→ **Given records**

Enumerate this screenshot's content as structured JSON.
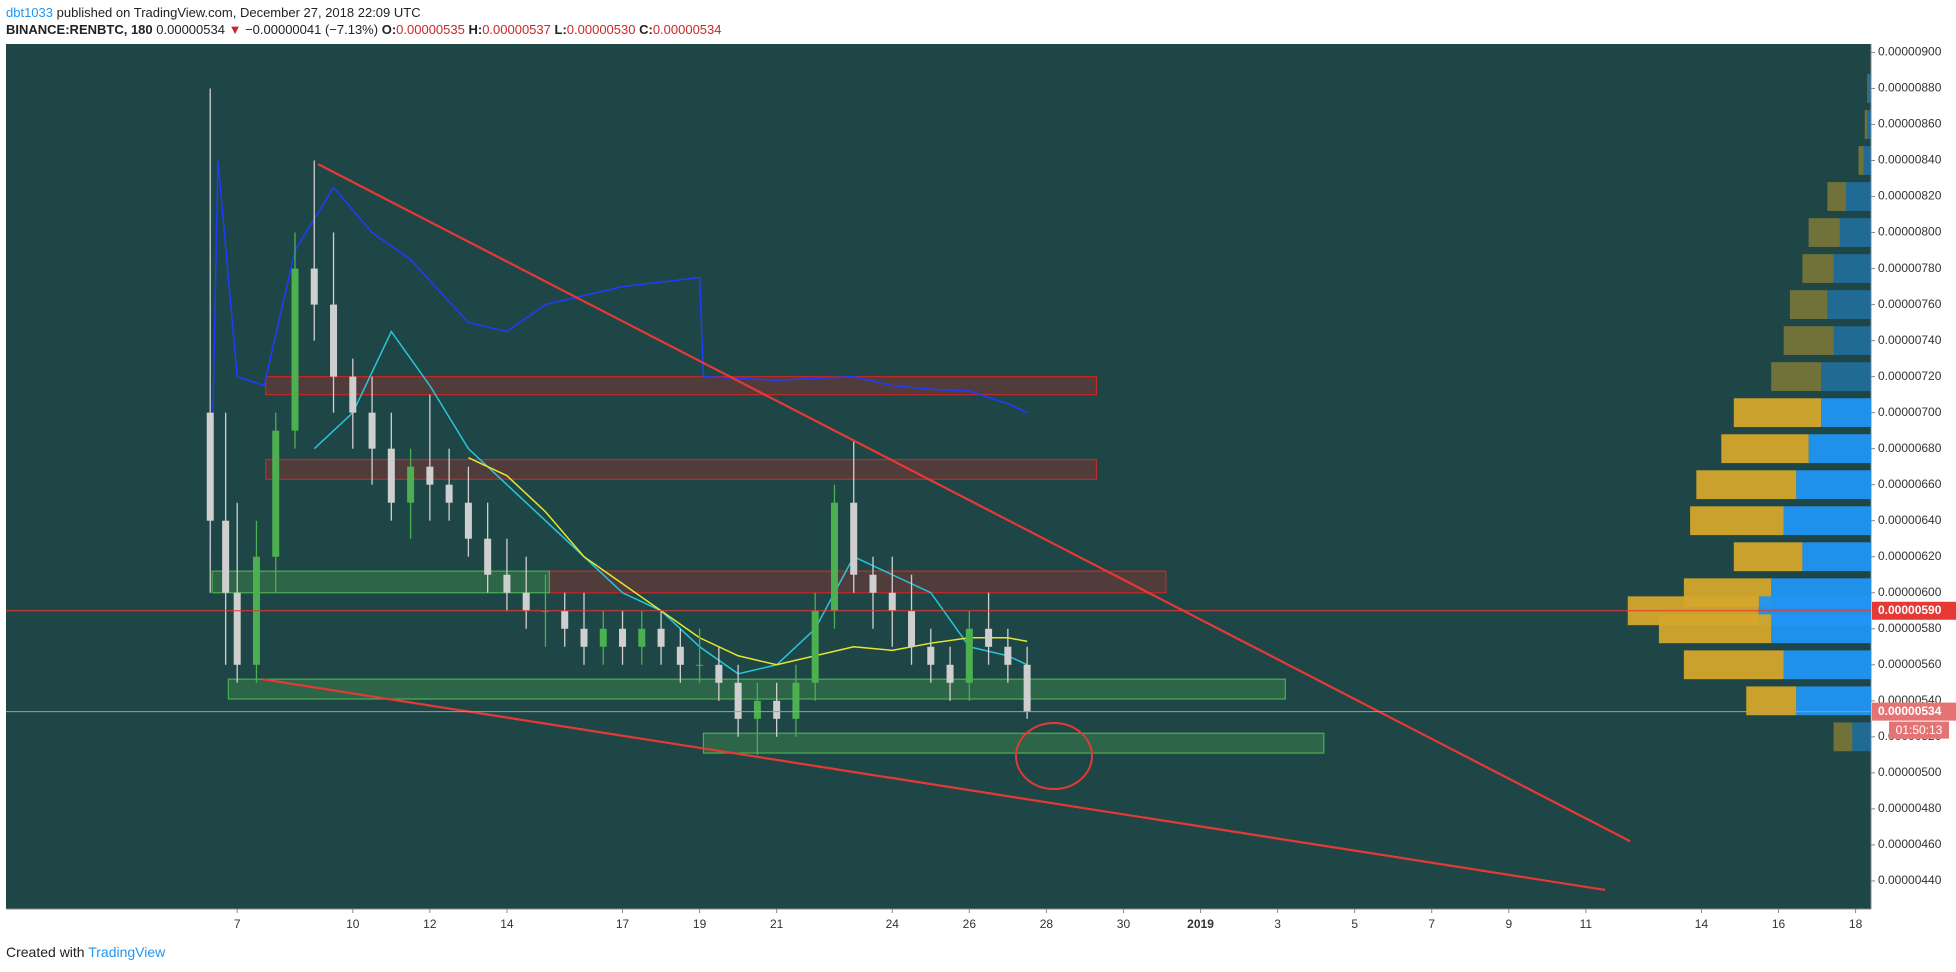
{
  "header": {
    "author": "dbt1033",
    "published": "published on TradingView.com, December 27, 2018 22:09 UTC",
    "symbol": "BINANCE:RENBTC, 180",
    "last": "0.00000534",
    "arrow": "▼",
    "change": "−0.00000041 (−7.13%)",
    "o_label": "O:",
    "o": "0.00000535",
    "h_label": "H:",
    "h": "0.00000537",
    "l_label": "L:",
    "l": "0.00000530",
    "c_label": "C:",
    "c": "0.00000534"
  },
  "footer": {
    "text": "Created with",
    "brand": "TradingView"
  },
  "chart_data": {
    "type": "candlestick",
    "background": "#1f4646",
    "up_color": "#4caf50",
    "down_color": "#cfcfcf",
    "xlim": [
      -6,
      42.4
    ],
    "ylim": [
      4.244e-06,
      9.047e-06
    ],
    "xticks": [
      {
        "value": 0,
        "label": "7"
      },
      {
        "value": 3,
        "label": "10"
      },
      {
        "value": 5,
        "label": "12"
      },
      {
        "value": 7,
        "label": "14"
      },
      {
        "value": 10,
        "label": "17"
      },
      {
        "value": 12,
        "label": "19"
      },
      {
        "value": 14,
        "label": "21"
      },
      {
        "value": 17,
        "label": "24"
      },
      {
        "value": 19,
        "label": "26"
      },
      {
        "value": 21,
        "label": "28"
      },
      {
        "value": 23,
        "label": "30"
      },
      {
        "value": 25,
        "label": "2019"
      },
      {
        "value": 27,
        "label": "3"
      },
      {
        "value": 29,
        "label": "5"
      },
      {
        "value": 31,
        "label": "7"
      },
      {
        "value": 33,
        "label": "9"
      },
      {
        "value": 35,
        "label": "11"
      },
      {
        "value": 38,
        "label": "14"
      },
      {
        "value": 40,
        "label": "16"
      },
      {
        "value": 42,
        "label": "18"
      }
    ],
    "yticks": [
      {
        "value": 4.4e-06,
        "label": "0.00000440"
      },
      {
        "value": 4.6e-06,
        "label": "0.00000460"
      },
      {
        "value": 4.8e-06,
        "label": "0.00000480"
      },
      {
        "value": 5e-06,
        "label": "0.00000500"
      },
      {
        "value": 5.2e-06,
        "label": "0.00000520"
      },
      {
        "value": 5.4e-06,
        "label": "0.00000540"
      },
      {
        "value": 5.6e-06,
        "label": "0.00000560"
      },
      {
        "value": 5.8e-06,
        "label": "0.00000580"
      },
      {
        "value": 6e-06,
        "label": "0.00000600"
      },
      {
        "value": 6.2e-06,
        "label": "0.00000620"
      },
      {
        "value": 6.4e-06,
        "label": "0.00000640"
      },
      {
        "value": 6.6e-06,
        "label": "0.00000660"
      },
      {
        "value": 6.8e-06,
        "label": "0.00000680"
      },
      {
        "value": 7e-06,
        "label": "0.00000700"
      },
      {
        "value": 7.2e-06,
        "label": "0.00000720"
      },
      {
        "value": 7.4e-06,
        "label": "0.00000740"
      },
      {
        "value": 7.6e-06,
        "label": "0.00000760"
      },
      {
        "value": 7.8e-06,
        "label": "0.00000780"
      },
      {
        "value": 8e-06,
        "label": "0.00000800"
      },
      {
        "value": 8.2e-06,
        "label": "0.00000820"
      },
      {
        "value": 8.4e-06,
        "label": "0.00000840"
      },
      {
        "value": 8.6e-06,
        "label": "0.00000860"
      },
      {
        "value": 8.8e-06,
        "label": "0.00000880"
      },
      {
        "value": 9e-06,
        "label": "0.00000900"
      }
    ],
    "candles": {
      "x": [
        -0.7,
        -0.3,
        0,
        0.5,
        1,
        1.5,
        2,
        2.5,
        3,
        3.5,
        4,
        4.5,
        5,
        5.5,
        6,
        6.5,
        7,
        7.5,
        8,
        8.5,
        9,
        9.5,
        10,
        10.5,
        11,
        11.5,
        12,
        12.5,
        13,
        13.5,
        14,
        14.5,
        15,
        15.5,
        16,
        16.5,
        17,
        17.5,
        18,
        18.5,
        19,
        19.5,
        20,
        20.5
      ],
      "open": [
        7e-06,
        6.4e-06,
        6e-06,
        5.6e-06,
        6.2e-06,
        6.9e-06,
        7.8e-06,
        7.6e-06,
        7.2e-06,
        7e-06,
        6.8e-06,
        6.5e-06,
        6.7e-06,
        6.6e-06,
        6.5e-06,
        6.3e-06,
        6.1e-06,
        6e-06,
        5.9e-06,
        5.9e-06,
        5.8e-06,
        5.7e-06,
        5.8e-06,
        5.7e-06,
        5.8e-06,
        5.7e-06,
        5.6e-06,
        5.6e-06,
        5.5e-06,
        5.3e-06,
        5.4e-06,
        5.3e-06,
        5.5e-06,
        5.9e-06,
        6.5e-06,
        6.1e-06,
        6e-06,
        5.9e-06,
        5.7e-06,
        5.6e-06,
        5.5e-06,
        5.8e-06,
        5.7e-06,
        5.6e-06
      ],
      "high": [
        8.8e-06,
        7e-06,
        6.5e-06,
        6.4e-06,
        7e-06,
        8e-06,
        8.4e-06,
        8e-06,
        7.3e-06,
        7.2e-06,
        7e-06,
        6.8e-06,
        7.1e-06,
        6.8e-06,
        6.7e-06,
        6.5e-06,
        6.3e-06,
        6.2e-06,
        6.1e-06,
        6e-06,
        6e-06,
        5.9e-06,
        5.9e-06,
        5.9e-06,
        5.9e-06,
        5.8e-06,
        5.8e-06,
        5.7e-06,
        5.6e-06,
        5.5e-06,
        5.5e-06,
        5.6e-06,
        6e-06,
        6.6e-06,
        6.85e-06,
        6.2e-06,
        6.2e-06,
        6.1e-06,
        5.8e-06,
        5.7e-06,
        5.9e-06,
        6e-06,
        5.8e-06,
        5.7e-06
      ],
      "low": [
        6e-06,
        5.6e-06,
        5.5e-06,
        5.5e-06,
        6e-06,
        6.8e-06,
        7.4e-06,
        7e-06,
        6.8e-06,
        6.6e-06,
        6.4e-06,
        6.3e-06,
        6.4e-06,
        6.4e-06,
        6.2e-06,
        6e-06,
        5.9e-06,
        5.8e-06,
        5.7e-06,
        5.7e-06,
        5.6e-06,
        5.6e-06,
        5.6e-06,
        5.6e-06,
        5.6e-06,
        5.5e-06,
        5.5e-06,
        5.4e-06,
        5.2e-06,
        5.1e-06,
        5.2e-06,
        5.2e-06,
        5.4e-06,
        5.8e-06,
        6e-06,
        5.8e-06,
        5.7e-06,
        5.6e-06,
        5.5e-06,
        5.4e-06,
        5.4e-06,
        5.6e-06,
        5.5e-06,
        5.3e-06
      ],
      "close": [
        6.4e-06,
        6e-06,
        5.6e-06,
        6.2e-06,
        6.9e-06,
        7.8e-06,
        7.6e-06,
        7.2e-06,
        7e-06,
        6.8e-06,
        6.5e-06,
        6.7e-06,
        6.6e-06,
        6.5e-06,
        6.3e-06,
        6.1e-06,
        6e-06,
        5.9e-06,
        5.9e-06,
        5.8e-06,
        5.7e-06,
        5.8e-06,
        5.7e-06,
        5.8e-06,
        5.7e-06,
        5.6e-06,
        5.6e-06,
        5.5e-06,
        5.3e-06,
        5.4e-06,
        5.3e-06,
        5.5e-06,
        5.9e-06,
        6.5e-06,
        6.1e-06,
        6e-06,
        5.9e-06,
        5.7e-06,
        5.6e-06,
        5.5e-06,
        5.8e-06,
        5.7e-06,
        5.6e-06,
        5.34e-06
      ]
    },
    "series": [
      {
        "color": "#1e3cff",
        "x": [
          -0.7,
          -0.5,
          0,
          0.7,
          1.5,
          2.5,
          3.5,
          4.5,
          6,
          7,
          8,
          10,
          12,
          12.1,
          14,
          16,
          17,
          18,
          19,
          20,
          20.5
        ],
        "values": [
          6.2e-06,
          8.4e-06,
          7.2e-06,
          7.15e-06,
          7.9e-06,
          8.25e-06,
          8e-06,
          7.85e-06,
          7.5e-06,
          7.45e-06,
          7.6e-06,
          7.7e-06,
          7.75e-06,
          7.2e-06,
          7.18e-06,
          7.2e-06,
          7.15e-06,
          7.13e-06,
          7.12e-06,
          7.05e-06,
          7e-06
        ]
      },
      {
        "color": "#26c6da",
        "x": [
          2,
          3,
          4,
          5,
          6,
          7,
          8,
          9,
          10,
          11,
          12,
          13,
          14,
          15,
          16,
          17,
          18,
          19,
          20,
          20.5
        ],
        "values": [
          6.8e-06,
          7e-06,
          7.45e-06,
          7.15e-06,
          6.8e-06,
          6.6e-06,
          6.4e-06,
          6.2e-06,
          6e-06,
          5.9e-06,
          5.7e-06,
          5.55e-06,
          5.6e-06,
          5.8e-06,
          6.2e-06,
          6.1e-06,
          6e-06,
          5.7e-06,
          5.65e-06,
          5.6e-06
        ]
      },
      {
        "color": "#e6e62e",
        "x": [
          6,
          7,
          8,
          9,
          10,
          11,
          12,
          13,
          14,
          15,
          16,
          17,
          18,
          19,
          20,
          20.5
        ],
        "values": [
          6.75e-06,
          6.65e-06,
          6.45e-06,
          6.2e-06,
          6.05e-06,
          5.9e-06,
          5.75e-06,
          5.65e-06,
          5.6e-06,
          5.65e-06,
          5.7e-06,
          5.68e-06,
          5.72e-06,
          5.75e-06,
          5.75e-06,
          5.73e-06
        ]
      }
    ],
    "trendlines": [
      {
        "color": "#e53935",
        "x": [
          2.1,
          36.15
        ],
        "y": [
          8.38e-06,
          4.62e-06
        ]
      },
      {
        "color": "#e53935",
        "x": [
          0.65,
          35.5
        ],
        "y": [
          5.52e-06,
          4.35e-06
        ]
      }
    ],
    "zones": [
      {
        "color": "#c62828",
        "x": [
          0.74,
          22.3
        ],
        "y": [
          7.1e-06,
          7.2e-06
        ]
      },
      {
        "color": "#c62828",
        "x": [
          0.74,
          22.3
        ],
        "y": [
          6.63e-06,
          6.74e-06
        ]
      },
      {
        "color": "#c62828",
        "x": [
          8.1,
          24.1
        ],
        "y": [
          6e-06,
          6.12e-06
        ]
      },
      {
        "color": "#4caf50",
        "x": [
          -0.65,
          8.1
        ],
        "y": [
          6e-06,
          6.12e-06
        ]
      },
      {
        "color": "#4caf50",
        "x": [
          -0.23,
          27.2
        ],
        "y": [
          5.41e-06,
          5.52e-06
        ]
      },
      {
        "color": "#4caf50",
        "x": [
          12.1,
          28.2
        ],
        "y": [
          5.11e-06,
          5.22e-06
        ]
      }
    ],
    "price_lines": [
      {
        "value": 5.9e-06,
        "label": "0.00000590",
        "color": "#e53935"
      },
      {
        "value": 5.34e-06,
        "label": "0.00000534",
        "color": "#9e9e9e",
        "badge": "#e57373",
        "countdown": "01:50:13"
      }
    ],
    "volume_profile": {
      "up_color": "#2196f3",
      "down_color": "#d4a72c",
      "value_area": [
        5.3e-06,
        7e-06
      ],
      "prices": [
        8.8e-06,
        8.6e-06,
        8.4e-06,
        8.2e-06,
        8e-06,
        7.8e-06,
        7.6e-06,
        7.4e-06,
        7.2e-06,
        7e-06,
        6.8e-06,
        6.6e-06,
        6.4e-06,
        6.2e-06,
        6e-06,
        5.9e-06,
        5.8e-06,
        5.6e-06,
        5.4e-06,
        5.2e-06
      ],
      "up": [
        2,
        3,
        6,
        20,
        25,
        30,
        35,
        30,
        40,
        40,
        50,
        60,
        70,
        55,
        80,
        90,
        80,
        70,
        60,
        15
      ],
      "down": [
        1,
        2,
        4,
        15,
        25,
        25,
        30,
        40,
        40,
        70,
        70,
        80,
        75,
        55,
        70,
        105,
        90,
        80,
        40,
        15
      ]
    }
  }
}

→ **Work to be completed**
From the listing, copy each line containing the word "TradingView".

→ **Task solution**
    "published": "published on TradingView.com, December 27, 2018 22:09 UTC",
    "brand": "TradingView"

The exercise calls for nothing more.